> _Given problem_: Count how many lines of the material contain the string "name", then give that number and nothing more.

[Extracts from a graphics dataset]
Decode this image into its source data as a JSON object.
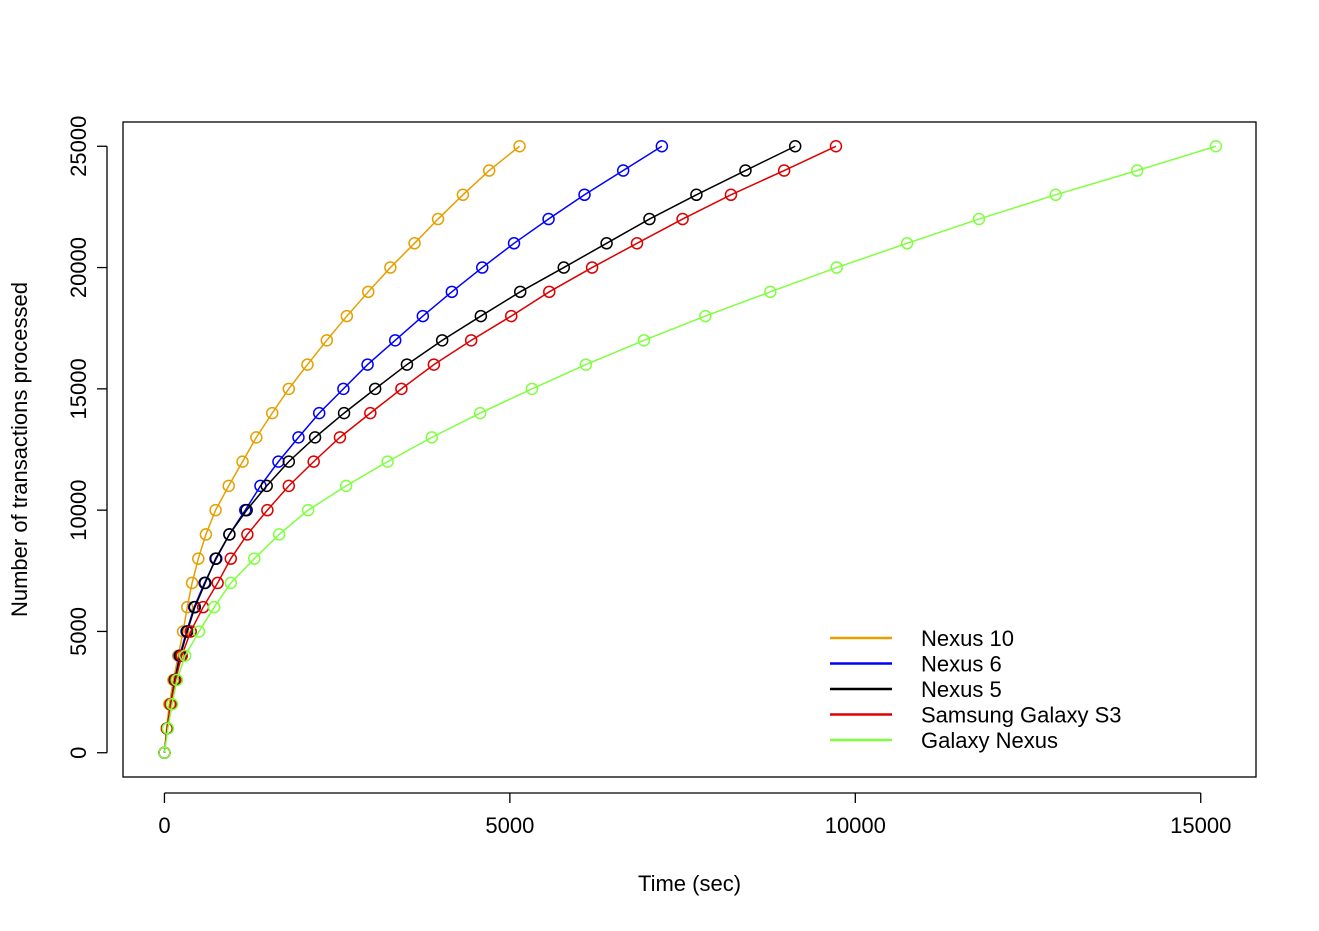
{
  "chart_data": {
    "type": "line",
    "title": "",
    "xlabel": "Time (sec)",
    "ylabel": "Number of transactions processed",
    "xlim": [
      -600,
      15800
    ],
    "ylim": [
      -1000,
      26000
    ],
    "xticks": [
      0,
      5000,
      10000,
      15000
    ],
    "yticks": [
      0,
      5000,
      10000,
      15000,
      20000,
      25000
    ],
    "xtick_labels": [
      "0",
      "5000",
      "10000",
      "15000"
    ],
    "ytick_labels": [
      "0",
      "5000",
      "10000",
      "15000",
      "20000",
      "25000"
    ],
    "grid": false,
    "legend_position": "bottom-right",
    "y": [
      0,
      1000,
      2000,
      3000,
      4000,
      5000,
      6000,
      7000,
      8000,
      9000,
      10000,
      11000,
      12000,
      13000,
      14000,
      15000,
      16000,
      17000,
      18000,
      19000,
      20000,
      21000,
      22000,
      23000,
      24000,
      25000
    ],
    "series": [
      {
        "name": "Nexus 10",
        "color": "#E69F00",
        "x": [
          0,
          30,
          70,
          130,
          200,
          270,
          330,
          400,
          490,
          600,
          740,
          930,
          1130,
          1330,
          1560,
          1800,
          2070,
          2350,
          2640,
          2950,
          3270,
          3620,
          3960,
          4320,
          4700,
          5140
        ]
      },
      {
        "name": "Nexus 6",
        "color": "#0000FF",
        "x": [
          0,
          40,
          90,
          150,
          220,
          320,
          430,
          580,
          750,
          940,
          1170,
          1390,
          1650,
          1940,
          2240,
          2590,
          2940,
          3340,
          3740,
          4160,
          4600,
          5060,
          5560,
          6080,
          6640,
          7200
        ]
      },
      {
        "name": "Nexus 5",
        "color": "#000000",
        "x": [
          0,
          40,
          90,
          150,
          230,
          330,
          440,
          590,
          740,
          940,
          1190,
          1480,
          1800,
          2180,
          2600,
          3050,
          3510,
          4020,
          4580,
          5150,
          5780,
          6400,
          7020,
          7700,
          8410,
          9130
        ]
      },
      {
        "name": "Samsung Galaxy S3",
        "color": "#DD0000",
        "x": [
          0,
          40,
          90,
          160,
          250,
          380,
          560,
          770,
          960,
          1200,
          1490,
          1800,
          2160,
          2540,
          2980,
          3430,
          3900,
          4440,
          5020,
          5570,
          6190,
          6840,
          7500,
          8200,
          8970,
          9720
        ]
      },
      {
        "name": "Galaxy Nexus",
        "color": "#80FF40",
        "x": [
          0,
          50,
          110,
          180,
          300,
          500,
          720,
          960,
          1300,
          1660,
          2080,
          2630,
          3230,
          3870,
          4570,
          5320,
          6100,
          6940,
          7830,
          8770,
          9730,
          10750,
          11790,
          12900,
          14080,
          15220
        ]
      }
    ]
  }
}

> _Expected answer_: 5